Saved data entries
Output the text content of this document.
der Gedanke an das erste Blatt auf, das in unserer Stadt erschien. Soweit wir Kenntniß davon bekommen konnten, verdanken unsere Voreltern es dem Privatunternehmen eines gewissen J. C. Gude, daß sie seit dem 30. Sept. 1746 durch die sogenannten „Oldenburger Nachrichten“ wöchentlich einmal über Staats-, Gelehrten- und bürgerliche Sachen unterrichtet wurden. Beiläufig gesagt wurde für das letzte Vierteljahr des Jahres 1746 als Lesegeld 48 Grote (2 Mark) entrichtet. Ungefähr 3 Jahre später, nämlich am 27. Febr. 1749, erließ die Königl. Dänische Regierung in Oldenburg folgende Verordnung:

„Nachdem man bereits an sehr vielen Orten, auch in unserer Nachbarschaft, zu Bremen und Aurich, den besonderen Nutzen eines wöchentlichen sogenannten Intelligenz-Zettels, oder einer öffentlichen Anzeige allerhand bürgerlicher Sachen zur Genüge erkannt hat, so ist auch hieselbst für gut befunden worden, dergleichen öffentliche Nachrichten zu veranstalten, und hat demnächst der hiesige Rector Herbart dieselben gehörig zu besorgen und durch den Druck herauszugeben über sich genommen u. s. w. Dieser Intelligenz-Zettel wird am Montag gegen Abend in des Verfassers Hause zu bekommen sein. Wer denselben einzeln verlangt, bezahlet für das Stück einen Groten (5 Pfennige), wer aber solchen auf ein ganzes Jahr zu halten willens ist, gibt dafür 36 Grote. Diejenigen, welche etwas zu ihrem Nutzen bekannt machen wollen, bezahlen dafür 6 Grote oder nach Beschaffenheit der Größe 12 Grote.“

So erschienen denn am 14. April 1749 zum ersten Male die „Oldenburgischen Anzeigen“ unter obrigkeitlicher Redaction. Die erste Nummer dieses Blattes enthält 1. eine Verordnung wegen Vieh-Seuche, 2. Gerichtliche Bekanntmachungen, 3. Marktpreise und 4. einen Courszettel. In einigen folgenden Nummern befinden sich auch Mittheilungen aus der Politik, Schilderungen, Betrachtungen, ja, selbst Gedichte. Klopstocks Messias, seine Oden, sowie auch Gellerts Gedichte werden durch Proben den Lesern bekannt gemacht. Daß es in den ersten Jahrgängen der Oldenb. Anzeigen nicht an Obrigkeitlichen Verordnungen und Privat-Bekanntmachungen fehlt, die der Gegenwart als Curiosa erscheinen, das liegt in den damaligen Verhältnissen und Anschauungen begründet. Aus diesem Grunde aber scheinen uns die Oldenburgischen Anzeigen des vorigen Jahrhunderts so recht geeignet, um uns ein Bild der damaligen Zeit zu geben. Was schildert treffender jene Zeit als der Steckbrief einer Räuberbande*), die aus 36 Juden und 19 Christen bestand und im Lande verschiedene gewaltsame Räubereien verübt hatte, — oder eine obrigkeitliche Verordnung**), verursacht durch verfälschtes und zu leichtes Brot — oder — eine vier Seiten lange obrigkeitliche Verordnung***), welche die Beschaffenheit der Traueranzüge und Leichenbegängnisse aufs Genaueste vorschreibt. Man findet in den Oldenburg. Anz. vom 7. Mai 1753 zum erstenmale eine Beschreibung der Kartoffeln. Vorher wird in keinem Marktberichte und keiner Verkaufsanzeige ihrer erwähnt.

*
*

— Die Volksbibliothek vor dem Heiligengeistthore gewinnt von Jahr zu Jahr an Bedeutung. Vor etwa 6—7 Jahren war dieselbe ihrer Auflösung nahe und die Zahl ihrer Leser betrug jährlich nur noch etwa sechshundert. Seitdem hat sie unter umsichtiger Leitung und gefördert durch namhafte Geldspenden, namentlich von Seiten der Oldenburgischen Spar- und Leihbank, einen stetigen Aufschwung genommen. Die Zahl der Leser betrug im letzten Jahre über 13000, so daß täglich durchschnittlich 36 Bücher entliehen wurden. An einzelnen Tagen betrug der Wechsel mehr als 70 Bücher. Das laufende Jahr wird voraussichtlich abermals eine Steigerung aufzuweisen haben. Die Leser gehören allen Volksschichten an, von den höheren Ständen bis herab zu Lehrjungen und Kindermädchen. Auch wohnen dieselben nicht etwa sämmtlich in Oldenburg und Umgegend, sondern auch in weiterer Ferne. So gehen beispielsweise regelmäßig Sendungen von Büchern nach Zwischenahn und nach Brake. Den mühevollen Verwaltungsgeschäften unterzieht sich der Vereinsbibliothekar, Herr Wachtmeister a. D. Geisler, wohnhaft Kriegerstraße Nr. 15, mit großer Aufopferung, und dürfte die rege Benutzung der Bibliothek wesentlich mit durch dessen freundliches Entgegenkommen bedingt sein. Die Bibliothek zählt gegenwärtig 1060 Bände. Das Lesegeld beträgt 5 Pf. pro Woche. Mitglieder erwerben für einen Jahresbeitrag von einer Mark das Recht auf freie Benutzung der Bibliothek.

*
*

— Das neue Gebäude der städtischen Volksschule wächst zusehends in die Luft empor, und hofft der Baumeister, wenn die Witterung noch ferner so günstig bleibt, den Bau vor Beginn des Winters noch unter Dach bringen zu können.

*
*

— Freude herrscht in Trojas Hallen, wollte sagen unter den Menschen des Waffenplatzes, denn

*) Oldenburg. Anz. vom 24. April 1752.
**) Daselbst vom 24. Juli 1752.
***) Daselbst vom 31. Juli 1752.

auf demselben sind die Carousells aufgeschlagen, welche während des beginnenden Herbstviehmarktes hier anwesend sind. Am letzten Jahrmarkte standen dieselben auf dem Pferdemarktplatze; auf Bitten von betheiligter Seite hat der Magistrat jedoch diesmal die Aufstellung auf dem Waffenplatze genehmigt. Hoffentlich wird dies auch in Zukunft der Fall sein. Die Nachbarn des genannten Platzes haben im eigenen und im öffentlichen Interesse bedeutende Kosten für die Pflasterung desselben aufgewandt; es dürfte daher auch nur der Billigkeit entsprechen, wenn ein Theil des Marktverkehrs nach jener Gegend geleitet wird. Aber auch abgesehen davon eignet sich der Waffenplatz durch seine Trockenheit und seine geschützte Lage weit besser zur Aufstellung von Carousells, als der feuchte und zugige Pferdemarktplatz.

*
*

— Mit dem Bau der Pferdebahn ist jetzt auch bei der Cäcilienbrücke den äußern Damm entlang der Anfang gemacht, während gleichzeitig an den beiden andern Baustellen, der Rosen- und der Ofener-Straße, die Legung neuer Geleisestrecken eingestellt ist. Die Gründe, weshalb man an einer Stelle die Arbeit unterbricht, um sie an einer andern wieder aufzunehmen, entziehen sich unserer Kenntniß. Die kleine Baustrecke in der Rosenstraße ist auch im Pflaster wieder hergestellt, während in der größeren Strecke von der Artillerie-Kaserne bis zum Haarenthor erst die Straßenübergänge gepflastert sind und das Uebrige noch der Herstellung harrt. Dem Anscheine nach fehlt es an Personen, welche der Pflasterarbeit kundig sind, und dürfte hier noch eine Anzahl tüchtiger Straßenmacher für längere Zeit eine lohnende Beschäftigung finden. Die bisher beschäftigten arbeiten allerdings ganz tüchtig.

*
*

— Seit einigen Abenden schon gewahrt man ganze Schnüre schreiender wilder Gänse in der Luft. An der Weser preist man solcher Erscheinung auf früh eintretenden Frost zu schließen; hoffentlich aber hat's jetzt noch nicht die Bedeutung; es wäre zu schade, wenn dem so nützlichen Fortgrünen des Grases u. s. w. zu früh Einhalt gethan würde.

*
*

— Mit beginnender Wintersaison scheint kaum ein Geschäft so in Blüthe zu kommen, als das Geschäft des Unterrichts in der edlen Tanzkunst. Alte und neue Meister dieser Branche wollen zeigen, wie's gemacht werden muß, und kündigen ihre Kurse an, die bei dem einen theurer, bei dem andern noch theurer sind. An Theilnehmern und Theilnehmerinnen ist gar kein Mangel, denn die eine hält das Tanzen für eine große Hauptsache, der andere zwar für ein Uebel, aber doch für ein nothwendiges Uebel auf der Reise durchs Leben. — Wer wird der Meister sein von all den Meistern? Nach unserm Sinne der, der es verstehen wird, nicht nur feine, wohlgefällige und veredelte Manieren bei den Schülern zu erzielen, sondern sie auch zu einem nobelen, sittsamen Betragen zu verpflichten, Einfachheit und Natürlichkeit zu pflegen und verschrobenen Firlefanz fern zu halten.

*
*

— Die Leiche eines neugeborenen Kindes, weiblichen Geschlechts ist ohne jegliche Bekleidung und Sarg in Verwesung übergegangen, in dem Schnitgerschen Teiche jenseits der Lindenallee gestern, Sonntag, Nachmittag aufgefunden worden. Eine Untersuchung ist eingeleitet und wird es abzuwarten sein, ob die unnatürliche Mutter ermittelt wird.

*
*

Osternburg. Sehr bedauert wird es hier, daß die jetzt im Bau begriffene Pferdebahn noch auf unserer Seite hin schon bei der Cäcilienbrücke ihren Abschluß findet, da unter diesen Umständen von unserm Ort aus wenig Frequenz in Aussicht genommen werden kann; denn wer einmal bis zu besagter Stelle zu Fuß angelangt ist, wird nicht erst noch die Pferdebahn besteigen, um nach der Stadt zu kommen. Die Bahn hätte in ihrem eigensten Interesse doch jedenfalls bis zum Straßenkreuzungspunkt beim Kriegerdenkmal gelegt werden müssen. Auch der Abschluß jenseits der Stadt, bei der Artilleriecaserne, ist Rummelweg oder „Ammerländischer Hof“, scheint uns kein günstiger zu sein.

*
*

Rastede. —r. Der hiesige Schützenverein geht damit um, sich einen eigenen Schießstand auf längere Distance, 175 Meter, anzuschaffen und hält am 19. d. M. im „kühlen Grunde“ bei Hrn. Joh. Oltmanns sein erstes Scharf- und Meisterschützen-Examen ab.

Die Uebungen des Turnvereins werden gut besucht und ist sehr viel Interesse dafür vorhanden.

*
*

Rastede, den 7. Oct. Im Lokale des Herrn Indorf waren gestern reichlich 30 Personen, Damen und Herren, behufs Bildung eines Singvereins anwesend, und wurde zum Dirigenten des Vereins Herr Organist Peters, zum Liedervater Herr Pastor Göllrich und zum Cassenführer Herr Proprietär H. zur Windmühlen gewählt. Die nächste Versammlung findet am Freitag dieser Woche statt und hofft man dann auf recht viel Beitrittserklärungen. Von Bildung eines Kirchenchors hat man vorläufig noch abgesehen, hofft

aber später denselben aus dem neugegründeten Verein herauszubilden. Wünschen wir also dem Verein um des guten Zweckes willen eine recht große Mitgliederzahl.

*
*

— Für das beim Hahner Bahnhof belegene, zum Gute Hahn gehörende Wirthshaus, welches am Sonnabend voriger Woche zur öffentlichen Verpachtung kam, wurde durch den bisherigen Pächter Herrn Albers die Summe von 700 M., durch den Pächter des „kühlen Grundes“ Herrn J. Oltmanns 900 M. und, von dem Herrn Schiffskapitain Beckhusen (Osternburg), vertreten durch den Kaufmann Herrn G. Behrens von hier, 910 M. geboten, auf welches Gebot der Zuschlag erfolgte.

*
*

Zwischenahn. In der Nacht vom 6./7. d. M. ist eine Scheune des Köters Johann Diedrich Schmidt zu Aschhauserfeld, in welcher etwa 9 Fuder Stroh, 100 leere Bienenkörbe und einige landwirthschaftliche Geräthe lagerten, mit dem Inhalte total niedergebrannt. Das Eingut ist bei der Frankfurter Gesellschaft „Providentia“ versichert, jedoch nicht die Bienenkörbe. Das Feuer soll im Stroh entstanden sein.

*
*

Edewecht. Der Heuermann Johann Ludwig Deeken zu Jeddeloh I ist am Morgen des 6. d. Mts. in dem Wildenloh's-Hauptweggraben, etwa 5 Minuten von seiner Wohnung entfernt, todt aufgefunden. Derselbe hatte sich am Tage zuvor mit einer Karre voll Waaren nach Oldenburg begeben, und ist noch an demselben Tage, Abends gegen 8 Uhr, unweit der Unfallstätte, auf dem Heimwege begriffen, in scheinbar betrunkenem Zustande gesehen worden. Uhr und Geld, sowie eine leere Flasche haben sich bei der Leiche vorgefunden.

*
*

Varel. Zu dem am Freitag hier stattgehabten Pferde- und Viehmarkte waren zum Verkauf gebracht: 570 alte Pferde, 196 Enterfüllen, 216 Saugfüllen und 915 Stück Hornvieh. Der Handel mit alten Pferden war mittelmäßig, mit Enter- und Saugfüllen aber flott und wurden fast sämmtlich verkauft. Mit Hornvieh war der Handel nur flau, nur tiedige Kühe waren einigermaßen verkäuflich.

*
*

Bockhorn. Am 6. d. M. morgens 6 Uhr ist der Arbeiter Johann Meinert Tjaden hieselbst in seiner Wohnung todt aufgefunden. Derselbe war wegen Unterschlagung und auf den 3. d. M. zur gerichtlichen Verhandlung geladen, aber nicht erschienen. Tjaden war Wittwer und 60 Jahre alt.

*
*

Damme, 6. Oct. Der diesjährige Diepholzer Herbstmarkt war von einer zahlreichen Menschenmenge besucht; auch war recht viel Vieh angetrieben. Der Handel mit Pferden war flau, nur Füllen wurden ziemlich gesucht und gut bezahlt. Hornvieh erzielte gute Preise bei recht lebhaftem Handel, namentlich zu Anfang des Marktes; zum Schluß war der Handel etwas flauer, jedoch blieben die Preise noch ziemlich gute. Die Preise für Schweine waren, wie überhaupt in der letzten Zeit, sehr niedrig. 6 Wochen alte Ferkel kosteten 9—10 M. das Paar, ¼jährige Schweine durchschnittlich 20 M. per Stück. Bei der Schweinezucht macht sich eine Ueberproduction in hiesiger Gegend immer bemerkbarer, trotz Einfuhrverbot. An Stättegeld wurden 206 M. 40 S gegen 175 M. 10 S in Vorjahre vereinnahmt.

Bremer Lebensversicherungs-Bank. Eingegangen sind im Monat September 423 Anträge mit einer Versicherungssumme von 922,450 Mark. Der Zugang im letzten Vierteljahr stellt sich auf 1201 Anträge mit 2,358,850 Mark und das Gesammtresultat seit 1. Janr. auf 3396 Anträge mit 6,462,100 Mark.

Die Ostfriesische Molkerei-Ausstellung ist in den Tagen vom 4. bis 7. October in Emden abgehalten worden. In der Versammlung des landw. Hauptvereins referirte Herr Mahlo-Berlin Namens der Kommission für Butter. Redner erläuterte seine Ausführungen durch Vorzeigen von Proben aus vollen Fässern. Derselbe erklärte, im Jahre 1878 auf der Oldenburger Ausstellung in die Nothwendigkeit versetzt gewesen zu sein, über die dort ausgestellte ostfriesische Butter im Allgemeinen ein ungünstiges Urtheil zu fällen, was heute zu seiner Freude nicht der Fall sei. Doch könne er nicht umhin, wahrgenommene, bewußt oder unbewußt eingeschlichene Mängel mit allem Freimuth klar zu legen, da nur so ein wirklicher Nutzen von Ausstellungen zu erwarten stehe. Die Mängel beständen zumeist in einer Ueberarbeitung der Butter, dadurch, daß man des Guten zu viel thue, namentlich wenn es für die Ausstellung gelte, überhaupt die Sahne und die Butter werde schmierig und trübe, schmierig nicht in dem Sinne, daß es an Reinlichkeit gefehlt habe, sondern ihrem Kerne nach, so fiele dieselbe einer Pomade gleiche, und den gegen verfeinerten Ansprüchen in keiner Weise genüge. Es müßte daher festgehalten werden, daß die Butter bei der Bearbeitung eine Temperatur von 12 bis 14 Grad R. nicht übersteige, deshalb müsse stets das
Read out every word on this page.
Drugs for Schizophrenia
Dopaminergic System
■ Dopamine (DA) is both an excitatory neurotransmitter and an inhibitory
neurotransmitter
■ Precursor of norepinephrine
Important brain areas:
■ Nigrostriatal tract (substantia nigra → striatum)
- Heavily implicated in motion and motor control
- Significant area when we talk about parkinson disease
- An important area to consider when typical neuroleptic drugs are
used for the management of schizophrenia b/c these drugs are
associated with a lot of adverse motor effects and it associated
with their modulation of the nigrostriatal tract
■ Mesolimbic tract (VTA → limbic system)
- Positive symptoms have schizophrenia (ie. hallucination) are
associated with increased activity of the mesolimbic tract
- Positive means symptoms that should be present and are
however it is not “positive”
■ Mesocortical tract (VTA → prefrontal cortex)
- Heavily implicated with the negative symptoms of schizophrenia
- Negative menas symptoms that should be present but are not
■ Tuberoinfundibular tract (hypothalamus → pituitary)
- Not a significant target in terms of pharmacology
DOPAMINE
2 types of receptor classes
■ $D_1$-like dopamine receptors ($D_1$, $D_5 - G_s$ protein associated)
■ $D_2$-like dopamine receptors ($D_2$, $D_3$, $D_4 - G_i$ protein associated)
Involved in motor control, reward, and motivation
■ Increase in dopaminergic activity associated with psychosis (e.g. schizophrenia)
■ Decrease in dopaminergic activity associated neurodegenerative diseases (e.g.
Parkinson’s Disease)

ACTION ITEM:
Where in the entries above does the word "like" appear? Copy each line that has it.

RESPONSE TO THIS TASK:
■ $D_1$-like dopamine receptors ($D_1$, $D_5 - G_s$ protein associated)
■ $D_2$-like dopamine receptors ($D_2$, $D_3$, $D_4 - G_i$ protein associated)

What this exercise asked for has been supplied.